### WORK TO COMPLETE
Copy each of the following entries verbatim, keeping every line unchanged.

### ENTRIES SUPPLIED
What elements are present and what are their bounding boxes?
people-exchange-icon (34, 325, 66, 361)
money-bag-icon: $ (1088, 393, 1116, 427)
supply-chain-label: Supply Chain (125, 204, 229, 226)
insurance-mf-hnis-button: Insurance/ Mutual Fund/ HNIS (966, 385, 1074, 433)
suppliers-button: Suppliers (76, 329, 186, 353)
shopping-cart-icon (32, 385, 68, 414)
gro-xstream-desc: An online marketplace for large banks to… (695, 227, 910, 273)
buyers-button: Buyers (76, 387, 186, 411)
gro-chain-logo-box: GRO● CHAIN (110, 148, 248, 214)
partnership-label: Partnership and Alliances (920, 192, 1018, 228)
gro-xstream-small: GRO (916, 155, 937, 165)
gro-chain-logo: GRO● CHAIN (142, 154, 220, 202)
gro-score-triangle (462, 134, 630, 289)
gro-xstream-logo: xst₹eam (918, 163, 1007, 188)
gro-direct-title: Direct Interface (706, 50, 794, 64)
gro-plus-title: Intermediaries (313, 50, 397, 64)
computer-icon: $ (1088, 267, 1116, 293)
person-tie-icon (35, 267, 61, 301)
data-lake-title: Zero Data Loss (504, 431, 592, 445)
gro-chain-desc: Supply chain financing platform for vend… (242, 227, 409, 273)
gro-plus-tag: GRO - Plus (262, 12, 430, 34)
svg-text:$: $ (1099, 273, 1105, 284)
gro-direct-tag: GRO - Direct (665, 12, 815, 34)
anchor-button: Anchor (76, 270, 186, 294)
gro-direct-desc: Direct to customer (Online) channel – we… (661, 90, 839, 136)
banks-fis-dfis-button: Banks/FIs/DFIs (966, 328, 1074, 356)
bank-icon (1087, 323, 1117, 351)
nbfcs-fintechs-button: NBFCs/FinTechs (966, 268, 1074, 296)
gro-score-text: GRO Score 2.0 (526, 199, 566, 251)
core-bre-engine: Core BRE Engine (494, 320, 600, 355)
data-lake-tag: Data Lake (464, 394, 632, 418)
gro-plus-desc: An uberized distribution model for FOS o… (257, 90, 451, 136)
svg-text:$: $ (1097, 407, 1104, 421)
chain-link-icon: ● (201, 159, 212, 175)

### ANSWER TO THIS PROBLEM
What elements are present and what are their bounding boxes?
people-exchange-icon (34, 325, 66, 361)
money-bag-icon: $ (1088, 393, 1116, 427)
supply-chain-label: Supply Chain (125, 204, 229, 226)
insurance-mf-hnis-button: Insurance/ Mutual Fund/ HNIS (966, 385, 1074, 433)
suppliers-button: Suppliers (76, 329, 186, 353)
shopping-cart-icon (32, 385, 68, 414)
gro-xstream-desc: An online marketplace for large banks to… (695, 227, 910, 273)
buyers-button: Buyers (76, 387, 186, 411)
gro-chain-logo-box: GRO● CHAIN (110, 148, 248, 214)
partnership-label: Partnership and Alliances (920, 192, 1018, 228)
gro-xstream-small: GRO (916, 155, 937, 165)
gro-chain-logo: GRO● CHAIN (142, 154, 220, 202)
gro-score-triangle (462, 134, 630, 289)
gro-xstream-logo: xst₹eam (918, 163, 1007, 188)
gro-direct-title: Direct Interface (706, 50, 794, 64)
gro-plus-title: Intermediaries (313, 50, 397, 64)
computer-icon: $ (1088, 267, 1116, 293)
person-tie-icon (35, 267, 61, 301)
data-lake-title: Zero Data Loss (504, 431, 592, 445)
gro-chain-desc: Supply chain financing platform for vend… (242, 227, 409, 273)
gro-plus-tag: GRO - Plus (262, 12, 430, 34)
svg-text:$: $ (1099, 273, 1105, 284)
gro-direct-tag: GRO - Direct (665, 12, 815, 34)
anchor-button: Anchor (76, 270, 186, 294)
gro-direct-desc: Direct to customer (Online) channel – we… (661, 90, 839, 136)
banks-fis-dfis-button: Banks/FIs/DFIs (966, 328, 1074, 356)
bank-icon (1087, 323, 1117, 351)
nbfcs-fintechs-button: NBFCs/FinTechs (966, 268, 1074, 296)
gro-score-text: GRO Score 2.0 (526, 199, 566, 251)
core-bre-engine: Core BRE Engine (494, 320, 600, 355)
data-lake-tag: Data Lake (464, 394, 632, 418)
gro-plus-desc: An uberized distribution model for FOS o… (257, 90, 451, 136)
svg-text:$: $ (1097, 407, 1104, 421)
chain-link-icon: ● (201, 159, 212, 175)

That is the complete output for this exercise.